Помню как-то Борис пригласил съездить с ним в Тарусу навестить Константина Георгиевича Паустовского. Стояли волшебные сентябрьские дни. И у Константина Георгиевича возникла мысль всем вместе поехать по Оке, там поговорим, а он и рыбу половит — он тут же начал собирать удочки. Увы, выяснилось, что ни одна из лодок — у него их было две — к путешествию не готова, барахлили моторы. Пришлось отправиться на рейсовом речном трамвае. В дороге Константин Георгиевич, посмеиваясь, рассказывал — это сразу превращалось в новеллу: «А в прошлом году, когда здесь жил Борис, все было в полном порядке. Деньги плачу те же, что и прежде, но что я для них? А при Борисе механики по струнке ходили, все работало, как часы, — видно, угадывали в нем командира полка. Нет, не распекал, не ругался, даже голоса не повышал, если что не так. Только глянет и спросит: „Твоя как фамилия?“. И они чувствовали, что у него есть право наводить порядок, понимали, с кем имеют дело».
Это, наверное, прекрасно понимал и секретарь Фрунзенского райкома партии Юшин, который председательствовал на заседании бюро райкома, рассматривавшего персональное дело Балтера. Ни каяться, ни признавать какую-то не совершенную им ошибку Борис не собирался. Конечно, он и не думал отвечать на вопрос, кто предложил ему подписать коллективное письмо. А при рассмотрении такого рода дел этот вопрос был самым главным — надо было нравственно уничтожить «подписанта»: назовешь фамилию «организатора», станешь доносчиком — помилуют, ограничатся взысканием, не можешь поступить против совести, хочешь остаться порядочным человеком — исключат из партии со всеми последующими неприятностями.

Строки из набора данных

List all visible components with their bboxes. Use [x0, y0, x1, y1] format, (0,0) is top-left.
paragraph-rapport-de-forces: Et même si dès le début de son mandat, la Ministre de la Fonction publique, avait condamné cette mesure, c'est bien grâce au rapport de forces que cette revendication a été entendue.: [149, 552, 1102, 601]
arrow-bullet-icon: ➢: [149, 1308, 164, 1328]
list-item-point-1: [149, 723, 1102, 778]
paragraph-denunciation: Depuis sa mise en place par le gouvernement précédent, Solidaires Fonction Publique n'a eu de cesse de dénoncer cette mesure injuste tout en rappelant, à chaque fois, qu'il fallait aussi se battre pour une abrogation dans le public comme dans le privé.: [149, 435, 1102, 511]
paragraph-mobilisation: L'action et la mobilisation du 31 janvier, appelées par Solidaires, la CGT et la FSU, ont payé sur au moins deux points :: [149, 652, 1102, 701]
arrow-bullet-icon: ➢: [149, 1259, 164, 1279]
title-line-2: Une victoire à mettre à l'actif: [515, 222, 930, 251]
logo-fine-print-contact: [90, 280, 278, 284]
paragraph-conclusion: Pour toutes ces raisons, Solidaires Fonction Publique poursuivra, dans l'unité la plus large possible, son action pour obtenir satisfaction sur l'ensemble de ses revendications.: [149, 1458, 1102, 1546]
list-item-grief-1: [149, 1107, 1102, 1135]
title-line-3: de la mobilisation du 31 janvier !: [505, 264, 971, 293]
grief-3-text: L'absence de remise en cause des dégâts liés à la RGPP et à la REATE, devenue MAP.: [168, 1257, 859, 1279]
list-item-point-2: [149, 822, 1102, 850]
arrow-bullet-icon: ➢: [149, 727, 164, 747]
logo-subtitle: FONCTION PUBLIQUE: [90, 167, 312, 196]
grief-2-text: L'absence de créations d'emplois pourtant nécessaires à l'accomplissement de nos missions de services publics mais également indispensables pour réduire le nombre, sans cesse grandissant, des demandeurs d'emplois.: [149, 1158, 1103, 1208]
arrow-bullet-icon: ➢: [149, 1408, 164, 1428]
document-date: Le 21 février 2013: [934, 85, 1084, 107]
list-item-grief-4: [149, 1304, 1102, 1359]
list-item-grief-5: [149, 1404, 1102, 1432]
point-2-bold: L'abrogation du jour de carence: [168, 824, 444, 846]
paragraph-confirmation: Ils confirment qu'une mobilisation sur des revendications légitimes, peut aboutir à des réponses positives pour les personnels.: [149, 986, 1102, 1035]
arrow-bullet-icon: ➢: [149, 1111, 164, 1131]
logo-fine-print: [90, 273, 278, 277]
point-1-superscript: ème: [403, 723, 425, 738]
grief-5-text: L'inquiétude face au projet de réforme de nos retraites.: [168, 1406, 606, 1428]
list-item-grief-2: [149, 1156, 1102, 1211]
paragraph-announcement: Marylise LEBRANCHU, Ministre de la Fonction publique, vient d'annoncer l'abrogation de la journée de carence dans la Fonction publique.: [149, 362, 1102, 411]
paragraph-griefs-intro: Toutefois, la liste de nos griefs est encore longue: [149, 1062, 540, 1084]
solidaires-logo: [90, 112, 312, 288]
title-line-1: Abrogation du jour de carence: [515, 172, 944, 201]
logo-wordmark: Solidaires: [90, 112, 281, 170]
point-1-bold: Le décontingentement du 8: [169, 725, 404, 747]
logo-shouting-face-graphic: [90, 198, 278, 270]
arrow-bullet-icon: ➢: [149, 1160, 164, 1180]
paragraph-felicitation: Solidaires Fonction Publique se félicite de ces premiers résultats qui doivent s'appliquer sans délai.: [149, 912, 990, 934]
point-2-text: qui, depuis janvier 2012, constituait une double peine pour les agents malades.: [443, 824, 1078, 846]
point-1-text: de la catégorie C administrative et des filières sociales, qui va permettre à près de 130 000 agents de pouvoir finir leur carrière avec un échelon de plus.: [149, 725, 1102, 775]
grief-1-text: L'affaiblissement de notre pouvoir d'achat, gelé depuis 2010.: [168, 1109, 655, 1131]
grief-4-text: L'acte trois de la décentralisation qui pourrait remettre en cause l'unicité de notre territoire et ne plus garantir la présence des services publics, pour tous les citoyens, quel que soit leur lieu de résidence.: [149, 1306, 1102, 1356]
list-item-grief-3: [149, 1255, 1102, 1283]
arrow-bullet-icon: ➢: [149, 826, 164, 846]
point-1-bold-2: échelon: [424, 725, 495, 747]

--- Задание 1 ---
Приведите дословно фрагмент отрывка о Борисе Балтере: начните со слов «Это, наверное, прекрасно» и закончите словами «всеми последующими неприятностями.».
--- Задание 2 ---
Оформите записи в виде нумерованного списка без пустых строк. Начните с первой строки записей и закончите строкой, содержащей «logo-subtitle: FONCTION PUBLIQUE: [90, 167, 312, 196]», включив ее.
Текст и записи не связаны между собой.

--- Письменный ответ 1 ---
Это, наверное, прекрасно понимал и секретарь Фрунзенского райкома партии Юшин, который председательствовал на заседании бюро райкома, рассматривавшего персональное дело Балтера. Ни каяться, ни признавать какую-то не совершенную им ошибку Борис не собирался. Конечно, он и не думал отвечать на вопрос, кто предложил ему подписать коллективное письмо. А при рассмотрении такого рода дел этот вопрос был самым главным — надо было нравственно уничтожить «подписанта»: назовешь фамилию «организатора», станешь доносчиком — помилуют, ограничатся взысканием, не можешь поступить против совести, хочешь остаться порядочным человеком — исключат из партии со всеми последующими неприятностями.

--- Письменный ответ 2 ---
1. List all visible components with their bboxes. Use [x0, y0, x1, y1] format, (0,0) is top-left.
2. paragraph-rapport-de-forces: Et même si dès le début de son mandat, la Ministre de la Fonction publique, avait condamné cette mesure, c'est bien grâce au rapport de forces que cette revendication a été entendue.: [149, 552, 1102, 601]
3. arrow-bullet-icon: ➢: [149, 1308, 164, 1328]
4. list-item-point-1: [149, 723, 1102, 778]
5. paragraph-denunciation: Depuis sa mise en place par le gouvernement précédent, Solidaires Fonction Publique n'a eu de cesse de dénoncer cette mesure injuste tout en rappelant, à chaque fois, qu'il fallait aussi se battre pour une abrogation dans le public comme dans le privé.: [149, 435, 1102, 511]
6. paragraph-mobilisation: L'action et la mobilisation du 31 janvier, appelées par Solidaires, la CGT et la FSU, ont payé sur au moins deux points :: [149, 652, 1102, 701]
7. arrow-bullet-icon: ➢: [149, 1259, 164, 1279]
8. title-line-2: Une victoire à mettre à l'actif: [515, 222, 930, 251]
9. logo-fine-print-contact: [90, 280, 278, 284]
10. paragraph-conclusion: Pour toutes ces raisons, Solidaires Fonction Publique poursuivra, dans l'unité la plus large possible, son action pour obtenir satisfaction sur l'ensemble de ses revendications.: [149, 1458, 1102, 1546]
11. list-item-grief-1: [149, 1107, 1102, 1135]
12. title-line-3: de la mobilisation du 31 janvier !: [505, 264, 971, 293]
13. grief-3-text: L'absence de remise en cause des dégâts liés à la RGPP et à la REATE, devenue MAP.: [168, 1257, 859, 1279]
14. list-item-point-2: [149, 822, 1102, 850]
15. arrow-bullet-icon: ➢: [149, 727, 164, 747]
16. logo-subtitle: FONCTION PUBLIQUE: [90, 167, 312, 196]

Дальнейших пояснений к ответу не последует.